### PAGE TEXT
Welcome to Doom9's Forum, THE in-place to be for everyone interested in DVD conversion. Before you start posting please read the forum rules. By posting to this forum you agree to abide by the rules. |
23rd November 2021, 21:34 | #641 | Link |
Registered User
Join Date: Nov 2009
Posts: 2,371
|
I ported new nvidia's sharpener, read its blog, here the repo. It's open source to compete against AMD's FSR. Someone else can port their scaler as that isn't possible with avisynth syntax.
######
### SUPPLIED DATA
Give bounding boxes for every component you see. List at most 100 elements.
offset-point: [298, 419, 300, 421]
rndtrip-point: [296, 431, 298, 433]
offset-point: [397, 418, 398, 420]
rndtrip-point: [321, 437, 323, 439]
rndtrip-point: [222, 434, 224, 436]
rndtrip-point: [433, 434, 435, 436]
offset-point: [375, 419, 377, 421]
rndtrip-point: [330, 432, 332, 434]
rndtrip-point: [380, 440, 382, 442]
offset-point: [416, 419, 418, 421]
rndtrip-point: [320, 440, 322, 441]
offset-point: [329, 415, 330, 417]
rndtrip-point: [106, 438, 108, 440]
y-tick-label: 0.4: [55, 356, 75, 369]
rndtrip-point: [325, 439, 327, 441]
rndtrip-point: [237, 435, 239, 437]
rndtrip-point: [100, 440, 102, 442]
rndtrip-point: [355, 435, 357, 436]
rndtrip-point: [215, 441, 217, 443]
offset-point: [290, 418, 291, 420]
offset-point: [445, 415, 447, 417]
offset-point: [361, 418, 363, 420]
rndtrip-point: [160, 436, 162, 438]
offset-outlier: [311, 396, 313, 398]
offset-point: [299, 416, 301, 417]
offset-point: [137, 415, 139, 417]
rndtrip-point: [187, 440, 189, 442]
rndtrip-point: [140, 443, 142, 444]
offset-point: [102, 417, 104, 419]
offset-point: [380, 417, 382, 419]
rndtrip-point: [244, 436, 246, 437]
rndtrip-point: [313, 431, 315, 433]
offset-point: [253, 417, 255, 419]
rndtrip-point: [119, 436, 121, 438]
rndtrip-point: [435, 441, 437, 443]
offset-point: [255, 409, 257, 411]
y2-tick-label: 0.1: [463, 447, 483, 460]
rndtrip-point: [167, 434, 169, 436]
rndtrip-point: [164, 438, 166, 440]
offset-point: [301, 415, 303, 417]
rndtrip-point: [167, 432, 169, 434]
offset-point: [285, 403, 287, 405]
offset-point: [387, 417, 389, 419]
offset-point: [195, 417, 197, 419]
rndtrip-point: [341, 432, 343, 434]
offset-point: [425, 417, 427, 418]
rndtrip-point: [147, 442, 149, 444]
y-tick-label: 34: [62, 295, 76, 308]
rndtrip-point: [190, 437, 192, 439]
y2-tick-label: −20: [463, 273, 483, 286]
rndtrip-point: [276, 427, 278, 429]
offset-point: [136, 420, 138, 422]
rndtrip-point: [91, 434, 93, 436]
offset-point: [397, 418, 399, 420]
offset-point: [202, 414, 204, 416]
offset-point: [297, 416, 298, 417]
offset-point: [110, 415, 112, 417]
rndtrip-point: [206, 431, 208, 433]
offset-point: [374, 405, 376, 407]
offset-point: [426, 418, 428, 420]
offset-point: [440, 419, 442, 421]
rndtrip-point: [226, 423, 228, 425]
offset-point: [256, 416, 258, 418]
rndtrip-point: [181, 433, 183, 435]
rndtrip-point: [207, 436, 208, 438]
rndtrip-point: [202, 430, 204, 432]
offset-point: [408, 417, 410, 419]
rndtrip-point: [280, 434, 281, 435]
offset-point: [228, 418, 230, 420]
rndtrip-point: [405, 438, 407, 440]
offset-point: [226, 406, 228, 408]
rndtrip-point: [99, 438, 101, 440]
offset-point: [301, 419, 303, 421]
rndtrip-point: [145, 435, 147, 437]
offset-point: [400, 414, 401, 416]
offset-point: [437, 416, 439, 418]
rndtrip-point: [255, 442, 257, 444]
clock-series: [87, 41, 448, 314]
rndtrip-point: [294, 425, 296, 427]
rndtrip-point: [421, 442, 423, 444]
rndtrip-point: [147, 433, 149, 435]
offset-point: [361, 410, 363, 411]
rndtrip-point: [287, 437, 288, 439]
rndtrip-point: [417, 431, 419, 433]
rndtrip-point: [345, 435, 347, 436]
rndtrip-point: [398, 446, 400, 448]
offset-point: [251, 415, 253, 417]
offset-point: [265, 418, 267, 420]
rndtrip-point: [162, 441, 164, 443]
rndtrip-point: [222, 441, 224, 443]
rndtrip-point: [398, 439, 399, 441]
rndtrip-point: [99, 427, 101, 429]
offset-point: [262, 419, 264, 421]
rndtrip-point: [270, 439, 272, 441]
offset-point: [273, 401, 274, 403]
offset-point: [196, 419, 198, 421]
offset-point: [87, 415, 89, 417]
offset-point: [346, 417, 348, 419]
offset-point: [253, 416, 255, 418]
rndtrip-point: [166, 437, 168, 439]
######
▸ **TO BE DONE**
According to the forum post, what is the ported NVIDIA sharpener open source to compete against? The records stand apart from the forum post and are separate material.

▸ **CORRECT OUTPUT**
AMD's FSR.